(DIRECTIVE):
State the number of lines that include the string "label", and write nothing else.

(DATASET EXTRACT):

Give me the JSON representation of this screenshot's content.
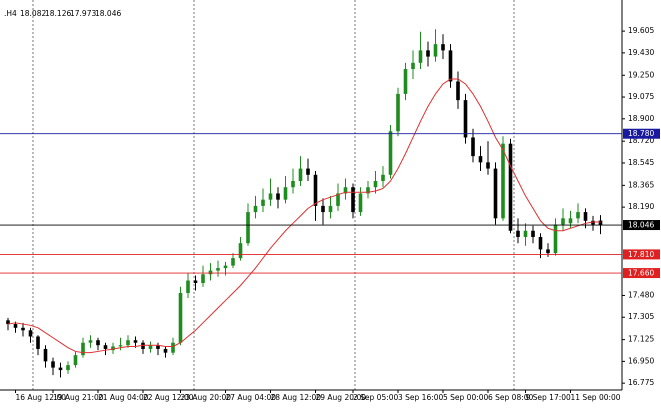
{
  "chart_data": {
    "type": "candlestick",
    "header": {
      "symbol": ".H4",
      "values": [
        18.082,
        18.126,
        17.973,
        18.046
      ]
    },
    "bull_color": "#1f8c1f",
    "bear_color": "#000000",
    "ma_color": "#e03030",
    "ylim": [
      16.72,
      19.855
    ],
    "yticks": [
      19.605,
      {
        "value": 19.43,
        "label": "19.430"
      },
      {
        "value": 19.25,
        "label": "19.250"
      },
      19.075,
      {
        "value": 18.9,
        "label": "18.900"
      },
      {
        "value": 18.72,
        "label": "18.720"
      },
      18.545,
      18.365,
      {
        "value": 18.19,
        "label": "18.190"
      },
      {
        "value": 17.48,
        "label": "17.480"
      },
      17.305,
      17.125,
      {
        "value": 16.95,
        "label": "16.950"
      },
      16.775
    ],
    "levels": [
      {
        "value": 18.78,
        "label": "18.780",
        "color": "#1a1aa0"
      },
      {
        "value": 18.046,
        "label": "18.046",
        "color": "#000000"
      },
      {
        "value": 17.81,
        "label": "17.810",
        "color": "#e02020"
      },
      {
        "value": 17.66,
        "label": "17.660",
        "color": "#e02020"
      }
    ],
    "categories": [
      null,
      "16 Aug 12:00",
      null,
      null,
      null,
      null,
      "19 Aug 21:00",
      null,
      null,
      null,
      null,
      null,
      "21 Aug 04:00",
      null,
      null,
      null,
      null,
      null,
      "22 Aug 12:00",
      null,
      null,
      null,
      null,
      "23 Aug 20:00",
      null,
      null,
      null,
      null,
      null,
      "27 Aug 04:00",
      null,
      null,
      null,
      null,
      null,
      "28 Aug 12:00",
      null,
      null,
      null,
      null,
      null,
      "29 Aug 20:00",
      null,
      null,
      null,
      null,
      "2 Sep 05:00",
      null,
      null,
      null,
      null,
      null,
      "3 Sep 16:00",
      null,
      null,
      null,
      null,
      null,
      "5 Sep 00:00",
      null,
      null,
      null,
      null,
      null,
      "6 Sep 08:00",
      null,
      null,
      null,
      null,
      "9 Sep 17:00",
      null,
      null,
      null,
      null,
      null,
      "11 Sep 00:00",
      null,
      null,
      null,
      null
    ],
    "candles": [
      [
        17.28,
        17.3,
        17.2,
        17.25
      ],
      [
        17.25,
        17.27,
        17.18,
        17.22
      ],
      [
        17.22,
        17.26,
        17.15,
        17.2
      ],
      [
        17.2,
        17.22,
        17.1,
        17.15
      ],
      [
        17.15,
        17.16,
        17.0,
        17.05
      ],
      [
        17.05,
        17.08,
        16.9,
        16.95
      ],
      [
        16.95,
        16.98,
        16.84,
        16.9
      ],
      [
        16.9,
        16.94,
        16.82,
        16.88
      ],
      [
        16.88,
        16.95,
        16.85,
        16.92
      ],
      [
        16.92,
        17.03,
        16.9,
        17.0
      ],
      [
        17.0,
        17.14,
        16.98,
        17.1
      ],
      [
        17.1,
        17.16,
        17.06,
        17.12
      ],
      [
        17.12,
        17.14,
        17.04,
        17.08
      ],
      [
        17.08,
        17.1,
        17.0,
        17.05
      ],
      [
        17.04,
        17.1,
        17.01,
        17.07
      ],
      [
        17.07,
        17.14,
        17.04,
        17.08
      ],
      [
        17.08,
        17.16,
        17.06,
        17.12
      ],
      [
        17.12,
        17.15,
        17.06,
        17.1
      ],
      [
        17.1,
        17.12,
        17.01,
        17.05
      ],
      [
        17.05,
        17.11,
        17.02,
        17.08
      ],
      [
        17.08,
        17.1,
        17.0,
        17.05
      ],
      [
        17.05,
        17.07,
        16.98,
        17.02
      ],
      [
        17.02,
        17.14,
        17.0,
        17.1
      ],
      [
        17.1,
        17.55,
        17.08,
        17.5
      ],
      [
        17.5,
        17.66,
        17.46,
        17.6
      ],
      [
        17.6,
        17.64,
        17.52,
        17.58
      ],
      [
        17.58,
        17.72,
        17.55,
        17.65
      ],
      [
        17.65,
        17.74,
        17.6,
        17.68
      ],
      [
        17.68,
        17.76,
        17.63,
        17.7
      ],
      [
        17.7,
        17.75,
        17.64,
        17.72
      ],
      [
        17.72,
        17.82,
        17.7,
        17.78
      ],
      [
        17.78,
        17.95,
        17.76,
        17.9
      ],
      [
        17.9,
        18.22,
        17.88,
        18.15
      ],
      [
        18.15,
        18.28,
        18.1,
        18.2
      ],
      [
        18.2,
        18.34,
        18.15,
        18.25
      ],
      [
        18.25,
        18.42,
        18.2,
        18.3
      ],
      [
        18.3,
        18.35,
        18.18,
        18.25
      ],
      [
        18.25,
        18.44,
        18.22,
        18.35
      ],
      [
        18.35,
        18.5,
        18.3,
        18.4
      ],
      [
        18.4,
        18.6,
        18.36,
        18.5
      ],
      [
        18.5,
        18.58,
        18.4,
        18.45
      ],
      [
        18.45,
        18.48,
        18.08,
        18.2
      ],
      [
        18.2,
        18.26,
        18.05,
        18.15
      ],
      [
        18.15,
        18.28,
        18.1,
        18.2
      ],
      [
        18.2,
        18.38,
        18.16,
        18.3
      ],
      [
        18.3,
        18.42,
        18.25,
        18.35
      ],
      [
        18.35,
        18.38,
        18.1,
        18.15
      ],
      [
        18.15,
        18.35,
        18.12,
        18.3
      ],
      [
        18.3,
        18.4,
        18.26,
        18.35
      ],
      [
        18.35,
        18.48,
        18.3,
        18.4
      ],
      [
        18.4,
        18.52,
        18.35,
        18.45
      ],
      [
        18.45,
        18.85,
        18.42,
        18.8
      ],
      [
        18.8,
        19.15,
        18.76,
        19.1
      ],
      [
        19.1,
        19.35,
        19.05,
        19.3
      ],
      [
        19.3,
        19.45,
        19.22,
        19.35
      ],
      [
        19.35,
        19.6,
        19.3,
        19.45
      ],
      [
        19.45,
        19.52,
        19.32,
        19.4
      ],
      [
        19.4,
        19.62,
        19.36,
        19.5
      ],
      [
        19.5,
        19.58,
        19.38,
        19.45
      ],
      [
        19.45,
        19.5,
        19.15,
        19.2
      ],
      [
        19.2,
        19.28,
        18.98,
        19.05
      ],
      [
        19.05,
        19.1,
        18.7,
        18.75
      ],
      [
        18.75,
        18.82,
        18.55,
        18.6
      ],
      [
        18.6,
        18.68,
        18.48,
        18.55
      ],
      [
        18.55,
        18.72,
        18.45,
        18.5
      ],
      [
        18.5,
        18.55,
        18.05,
        18.1
      ],
      [
        18.1,
        18.76,
        18.08,
        18.7
      ],
      [
        18.7,
        18.74,
        17.98,
        18.0
      ],
      [
        18.0,
        18.1,
        17.9,
        17.95
      ],
      [
        17.95,
        18.06,
        17.88,
        18.0
      ],
      [
        18.0,
        18.04,
        17.9,
        17.95
      ],
      [
        17.95,
        17.98,
        17.78,
        17.85
      ],
      [
        17.85,
        17.9,
        17.79,
        17.82
      ],
      [
        17.82,
        18.1,
        17.8,
        18.05
      ],
      [
        18.05,
        18.18,
        18.0,
        18.1
      ],
      [
        18.06,
        18.16,
        18.02,
        18.1
      ],
      [
        18.1,
        18.22,
        18.06,
        18.15
      ],
      [
        18.15,
        18.18,
        18.02,
        18.08
      ],
      [
        18.08,
        18.12,
        18.0,
        18.05
      ],
      [
        18.082,
        18.126,
        17.973,
        18.046
      ]
    ],
    "ma": [
      17.25,
      17.26,
      17.25,
      17.24,
      17.22,
      17.18,
      17.14,
      17.1,
      17.06,
      17.03,
      17.02,
      17.02,
      17.03,
      17.04,
      17.05,
      17.06,
      17.07,
      17.07,
      17.08,
      17.08,
      17.08,
      17.07,
      17.07,
      17.1,
      17.15,
      17.2,
      17.26,
      17.32,
      17.38,
      17.44,
      17.5,
      17.56,
      17.63,
      17.7,
      17.78,
      17.86,
      17.93,
      18.0,
      18.06,
      18.12,
      18.18,
      18.22,
      18.25,
      18.27,
      18.29,
      18.31,
      18.31,
      18.31,
      18.31,
      18.32,
      18.34,
      18.4,
      18.5,
      18.62,
      18.75,
      18.88,
      19.0,
      19.1,
      19.18,
      19.22,
      19.22,
      19.18,
      19.1,
      19.0,
      18.88,
      18.75,
      18.65,
      18.52,
      18.4,
      18.28,
      18.18,
      18.08,
      18.02,
      18.0,
      18.0,
      18.02,
      18.04,
      18.06,
      18.07,
      18.07
    ]
  }
}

(EXPECTED OUTPUT):
11